**Written instruction:** Reproduce every entry below precisely; do not include the pictures.

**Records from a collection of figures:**

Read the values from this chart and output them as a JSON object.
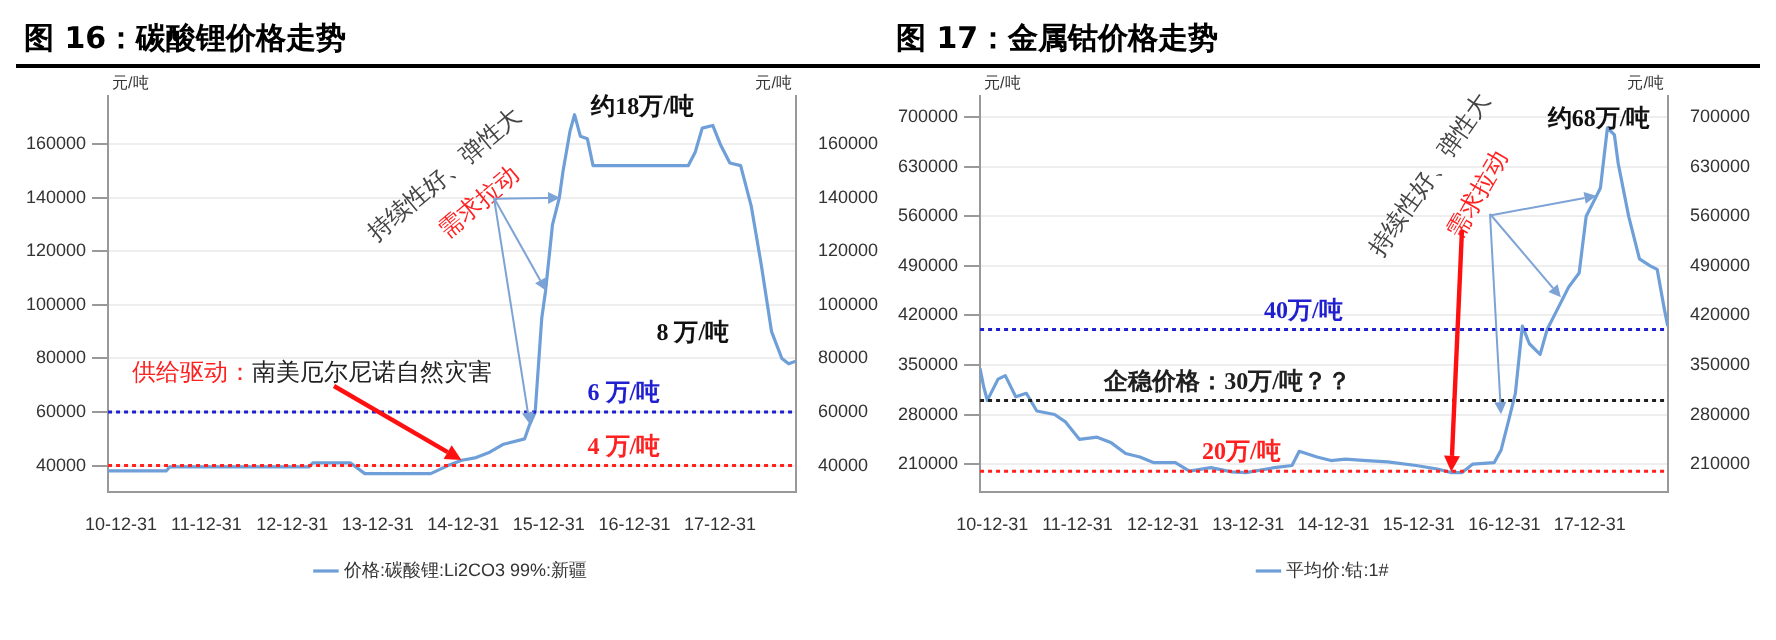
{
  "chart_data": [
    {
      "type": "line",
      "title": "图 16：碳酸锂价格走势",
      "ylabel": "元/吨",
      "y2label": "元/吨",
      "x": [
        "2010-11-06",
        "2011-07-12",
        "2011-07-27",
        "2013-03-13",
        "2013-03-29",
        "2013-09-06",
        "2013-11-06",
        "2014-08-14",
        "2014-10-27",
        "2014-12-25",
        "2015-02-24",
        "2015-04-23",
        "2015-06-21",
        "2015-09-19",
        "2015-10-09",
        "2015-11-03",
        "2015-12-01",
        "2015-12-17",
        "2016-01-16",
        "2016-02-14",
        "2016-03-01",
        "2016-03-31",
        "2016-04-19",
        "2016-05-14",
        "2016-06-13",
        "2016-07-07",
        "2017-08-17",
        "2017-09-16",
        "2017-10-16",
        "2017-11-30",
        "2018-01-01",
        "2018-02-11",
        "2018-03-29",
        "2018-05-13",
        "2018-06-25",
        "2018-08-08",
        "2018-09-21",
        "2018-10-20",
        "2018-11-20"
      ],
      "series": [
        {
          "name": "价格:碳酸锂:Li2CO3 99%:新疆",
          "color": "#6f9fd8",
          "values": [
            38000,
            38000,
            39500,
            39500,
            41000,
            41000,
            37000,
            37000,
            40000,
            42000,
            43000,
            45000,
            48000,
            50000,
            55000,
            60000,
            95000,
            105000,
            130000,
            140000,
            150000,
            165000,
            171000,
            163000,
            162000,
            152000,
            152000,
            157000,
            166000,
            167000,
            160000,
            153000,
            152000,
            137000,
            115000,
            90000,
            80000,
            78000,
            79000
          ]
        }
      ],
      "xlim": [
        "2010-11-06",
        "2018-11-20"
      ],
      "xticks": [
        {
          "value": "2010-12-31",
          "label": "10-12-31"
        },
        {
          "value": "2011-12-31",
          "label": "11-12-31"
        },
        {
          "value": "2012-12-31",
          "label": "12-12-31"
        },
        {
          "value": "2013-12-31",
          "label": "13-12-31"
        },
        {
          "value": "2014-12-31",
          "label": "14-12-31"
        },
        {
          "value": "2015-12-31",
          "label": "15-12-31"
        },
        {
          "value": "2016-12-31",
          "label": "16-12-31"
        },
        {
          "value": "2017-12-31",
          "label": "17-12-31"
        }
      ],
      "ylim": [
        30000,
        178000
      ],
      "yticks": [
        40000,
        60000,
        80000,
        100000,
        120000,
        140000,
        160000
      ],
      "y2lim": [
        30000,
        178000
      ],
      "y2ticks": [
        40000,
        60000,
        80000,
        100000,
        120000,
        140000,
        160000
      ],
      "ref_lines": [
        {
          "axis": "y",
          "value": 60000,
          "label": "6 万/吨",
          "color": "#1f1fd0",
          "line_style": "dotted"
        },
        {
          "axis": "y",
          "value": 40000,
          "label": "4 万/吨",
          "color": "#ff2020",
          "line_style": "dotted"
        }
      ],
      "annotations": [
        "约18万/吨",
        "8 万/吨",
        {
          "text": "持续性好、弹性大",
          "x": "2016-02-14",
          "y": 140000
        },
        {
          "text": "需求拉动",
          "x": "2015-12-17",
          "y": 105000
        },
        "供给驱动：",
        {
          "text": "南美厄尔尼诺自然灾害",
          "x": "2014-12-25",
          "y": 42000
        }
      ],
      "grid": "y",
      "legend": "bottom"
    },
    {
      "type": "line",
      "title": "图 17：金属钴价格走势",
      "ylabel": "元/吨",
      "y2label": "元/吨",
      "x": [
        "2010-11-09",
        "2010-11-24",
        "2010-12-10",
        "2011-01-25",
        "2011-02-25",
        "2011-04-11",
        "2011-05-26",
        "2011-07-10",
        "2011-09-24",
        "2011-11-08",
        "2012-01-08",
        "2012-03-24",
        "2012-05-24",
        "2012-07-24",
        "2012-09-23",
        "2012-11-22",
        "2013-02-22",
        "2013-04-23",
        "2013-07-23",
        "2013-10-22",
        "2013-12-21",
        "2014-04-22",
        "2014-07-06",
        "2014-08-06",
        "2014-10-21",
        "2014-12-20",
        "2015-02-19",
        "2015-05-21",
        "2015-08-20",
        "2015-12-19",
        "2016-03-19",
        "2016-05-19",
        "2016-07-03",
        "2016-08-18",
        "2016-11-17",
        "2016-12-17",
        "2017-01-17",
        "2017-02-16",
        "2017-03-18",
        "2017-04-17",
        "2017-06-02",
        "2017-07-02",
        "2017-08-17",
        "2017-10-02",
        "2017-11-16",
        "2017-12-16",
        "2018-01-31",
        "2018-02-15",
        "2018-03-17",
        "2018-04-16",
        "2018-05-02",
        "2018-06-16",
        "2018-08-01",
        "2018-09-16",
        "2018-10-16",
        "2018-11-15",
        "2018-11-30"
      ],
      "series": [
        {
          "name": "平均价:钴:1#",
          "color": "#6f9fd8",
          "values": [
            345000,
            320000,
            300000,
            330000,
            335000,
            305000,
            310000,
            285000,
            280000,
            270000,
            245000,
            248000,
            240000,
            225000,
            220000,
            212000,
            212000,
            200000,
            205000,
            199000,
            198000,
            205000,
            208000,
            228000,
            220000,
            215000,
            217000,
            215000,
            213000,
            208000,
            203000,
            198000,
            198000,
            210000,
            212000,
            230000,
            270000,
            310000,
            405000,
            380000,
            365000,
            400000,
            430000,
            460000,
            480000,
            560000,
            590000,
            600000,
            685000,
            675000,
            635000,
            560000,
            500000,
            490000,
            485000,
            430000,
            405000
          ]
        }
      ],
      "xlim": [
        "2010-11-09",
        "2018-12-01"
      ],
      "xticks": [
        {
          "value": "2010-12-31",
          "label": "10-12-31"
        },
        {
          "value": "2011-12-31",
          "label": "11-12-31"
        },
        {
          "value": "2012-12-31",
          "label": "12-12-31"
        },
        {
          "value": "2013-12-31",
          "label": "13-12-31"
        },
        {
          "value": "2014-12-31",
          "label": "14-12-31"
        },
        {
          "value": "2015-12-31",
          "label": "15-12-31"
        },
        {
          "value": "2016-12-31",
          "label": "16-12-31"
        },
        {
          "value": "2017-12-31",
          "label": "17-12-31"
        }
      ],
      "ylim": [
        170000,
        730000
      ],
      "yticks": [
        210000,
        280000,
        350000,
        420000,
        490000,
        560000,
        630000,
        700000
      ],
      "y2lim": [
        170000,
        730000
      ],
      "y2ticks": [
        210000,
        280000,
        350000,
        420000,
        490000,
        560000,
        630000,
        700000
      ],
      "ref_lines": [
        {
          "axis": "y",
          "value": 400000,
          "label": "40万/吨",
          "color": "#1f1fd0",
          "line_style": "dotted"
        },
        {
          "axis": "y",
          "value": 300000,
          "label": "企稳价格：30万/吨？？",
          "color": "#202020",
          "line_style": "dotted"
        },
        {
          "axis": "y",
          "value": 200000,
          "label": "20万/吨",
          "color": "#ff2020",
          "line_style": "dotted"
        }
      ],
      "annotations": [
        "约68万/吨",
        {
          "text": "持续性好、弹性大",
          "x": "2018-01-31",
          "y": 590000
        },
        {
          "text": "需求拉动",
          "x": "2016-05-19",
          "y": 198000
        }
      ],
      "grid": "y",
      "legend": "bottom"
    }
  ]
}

**Worked answer:**
Read the values from this chart and output them as a JSON object.
{
  "chart_data": [
    {
      "type": "line",
      "title": "图 16：碳酸锂价格走势",
      "ylabel": "元/吨",
      "y2label": "元/吨",
      "x": [
        "2010-11-06",
        "2011-07-12",
        "2011-07-27",
        "2013-03-13",
        "2013-03-29",
        "2013-09-06",
        "2013-11-06",
        "2014-08-14",
        "2014-10-27",
        "2014-12-25",
        "2015-02-24",
        "2015-04-23",
        "2015-06-21",
        "2015-09-19",
        "2015-10-09",
        "2015-11-03",
        "2015-12-01",
        "2015-12-17",
        "2016-01-16",
        "2016-02-14",
        "2016-03-01",
        "2016-03-31",
        "2016-04-19",
        "2016-05-14",
        "2016-06-13",
        "2016-07-07",
        "2017-08-17",
        "2017-09-16",
        "2017-10-16",
        "2017-11-30",
        "2018-01-01",
        "2018-02-11",
        "2018-03-29",
        "2018-05-13",
        "2018-06-25",
        "2018-08-08",
        "2018-09-21",
        "2018-10-20",
        "2018-11-20"
      ],
      "series": [
        {
          "name": "价格:碳酸锂:Li2CO3 99%:新疆",
          "color": "#6f9fd8",
          "values": [
            38000,
            38000,
            39500,
            39500,
            41000,
            41000,
            37000,
            37000,
            40000,
            42000,
            43000,
            45000,
            48000,
            50000,
            55000,
            60000,
            95000,
            105000,
            130000,
            140000,
            150000,
            165000,
            171000,
            163000,
            162000,
            152000,
            152000,
            157000,
            166000,
            167000,
            160000,
            153000,
            152000,
            137000,
            115000,
            90000,
            80000,
            78000,
            79000
          ]
        }
      ],
      "xlim": [
        "2010-11-06",
        "2018-11-20"
      ],
      "xticks": [
        {
          "value": "2010-12-31",
          "label": "10-12-31"
        },
        {
          "value": "2011-12-31",
          "label": "11-12-31"
        },
        {
          "value": "2012-12-31",
          "label": "12-12-31"
        },
        {
          "value": "2013-12-31",
          "label": "13-12-31"
        },
        {
          "value": "2014-12-31",
          "label": "14-12-31"
        },
        {
          "value": "2015-12-31",
          "label": "15-12-31"
        },
        {
          "value": "2016-12-31",
          "label": "16-12-31"
        },
        {
          "value": "2017-12-31",
          "label": "17-12-31"
        }
      ],
      "ylim": [
        30000,
        178000
      ],
      "yticks": [
        40000,
        60000,
        80000,
        100000,
        120000,
        140000,
        160000
      ],
      "y2lim": [
        30000,
        178000
      ],
      "y2ticks": [
        40000,
        60000,
        80000,
        100000,
        120000,
        140000,
        160000
      ],
      "ref_lines": [
        {
          "axis": "y",
          "value": 60000,
          "label": "6 万/吨",
          "color": "#1f1fd0",
          "line_style": "dotted"
        },
        {
          "axis": "y",
          "value": 40000,
          "label": "4 万/吨",
          "color": "#ff2020",
          "line_style": "dotted"
        }
      ],
      "annotations": [
        "约18万/吨",
        "8 万/吨",
        {
          "text": "持续性好、弹性大",
          "x": "2016-02-14",
          "y": 140000
        },
        {
          "text": "需求拉动",
          "x": "2015-12-17",
          "y": 105000
        },
        "供给驱动：",
        {
          "text": "南美厄尔尼诺自然灾害",
          "x": "2014-12-25",
          "y": 42000
        }
      ],
      "grid": "y",
      "legend": "bottom"
    },
    {
      "type": "line",
      "title": "图 17：金属钴价格走势",
      "ylabel": "元/吨",
      "y2label": "元/吨",
      "x": [
        "2010-11-09",
        "2010-11-24",
        "2010-12-10",
        "2011-01-25",
        "2011-02-25",
        "2011-04-11",
        "2011-05-26",
        "2011-07-10",
        "2011-09-24",
        "2011-11-08",
        "2012-01-08",
        "2012-03-24",
        "2012-05-24",
        "2012-07-24",
        "2012-09-23",
        "2012-11-22",
        "2013-02-22",
        "2013-04-23",
        "2013-07-23",
        "2013-10-22",
        "2013-12-21",
        "2014-04-22",
        "2014-07-06",
        "2014-08-06",
        "2014-10-21",
        "2014-12-20",
        "2015-02-19",
        "2015-05-21",
        "2015-08-20",
        "2015-12-19",
        "2016-03-19",
        "2016-05-19",
        "2016-07-03",
        "2016-08-18",
        "2016-11-17",
        "2016-12-17",
        "2017-01-17",
        "2017-02-16",
        "2017-03-18",
        "2017-04-17",
        "2017-06-02",
        "2017-07-02",
        "2017-08-17",
        "2017-10-02",
        "2017-11-16",
        "2017-12-16",
        "2018-01-31",
        "2018-02-15",
        "2018-03-17",
        "2018-04-16",
        "2018-05-02",
        "2018-06-16",
        "2018-08-01",
        "2018-09-16",
        "2018-10-16",
        "2018-11-15",
        "2018-11-30"
      ],
      "series": [
        {
          "name": "平均价:钴:1#",
          "color": "#6f9fd8",
          "values": [
            345000,
            320000,
            300000,
            330000,
            335000,
            305000,
            310000,
            285000,
            280000,
            270000,
            245000,
            248000,
            240000,
            225000,
            220000,
            212000,
            212000,
            200000,
            205000,
            199000,
            198000,
            205000,
            208000,
            228000,
            220000,
            215000,
            217000,
            215000,
            213000,
            208000,
            203000,
            198000,
            198000,
            210000,
            212000,
            230000,
            270000,
            310000,
            405000,
            380000,
            365000,
            400000,
            430000,
            460000,
            480000,
            560000,
            590000,
            600000,
            685000,
            675000,
            635000,
            560000,
            500000,
            490000,
            485000,
            430000,
            405000
          ]
        }
      ],
      "xlim": [
        "2010-11-09",
        "2018-12-01"
      ],
      "xticks": [
        {
          "value": "2010-12-31",
          "label": "10-12-31"
        },
        {
          "value": "2011-12-31",
          "label": "11-12-31"
        },
        {
          "value": "2012-12-31",
          "label": "12-12-31"
        },
        {
          "value": "2013-12-31",
          "label": "13-12-31"
        },
        {
          "value": "2014-12-31",
          "label": "14-12-31"
        },
        {
          "value": "2015-12-31",
          "label": "15-12-31"
        },
        {
          "value": "2016-12-31",
          "label": "16-12-31"
        },
        {
          "value": "2017-12-31",
          "label": "17-12-31"
        }
      ],
      "ylim": [
        170000,
        730000
      ],
      "yticks": [
        210000,
        280000,
        350000,
        420000,
        490000,
        560000,
        630000,
        700000
      ],
      "y2lim": [
        170000,
        730000
      ],
      "y2ticks": [
        210000,
        280000,
        350000,
        420000,
        490000,
        560000,
        630000,
        700000
      ],
      "ref_lines": [
        {
          "axis": "y",
          "value": 400000,
          "label": "40万/吨",
          "color": "#1f1fd0",
          "line_style": "dotted"
        },
        {
          "axis": "y",
          "value": 300000,
          "label": "企稳价格：30万/吨？？",
          "color": "#202020",
          "line_style": "dotted"
        },
        {
          "axis": "y",
          "value": 200000,
          "label": "20万/吨",
          "color": "#ff2020",
          "line_style": "dotted"
        }
      ],
      "annotations": [
        "约68万/吨",
        {
          "text": "持续性好、弹性大",
          "x": "2018-01-31",
          "y": 590000
        },
        {
          "text": "需求拉动",
          "x": "2016-05-19",
          "y": 198000
        }
      ],
      "grid": "y",
      "legend": "bottom"
    }
  ]
}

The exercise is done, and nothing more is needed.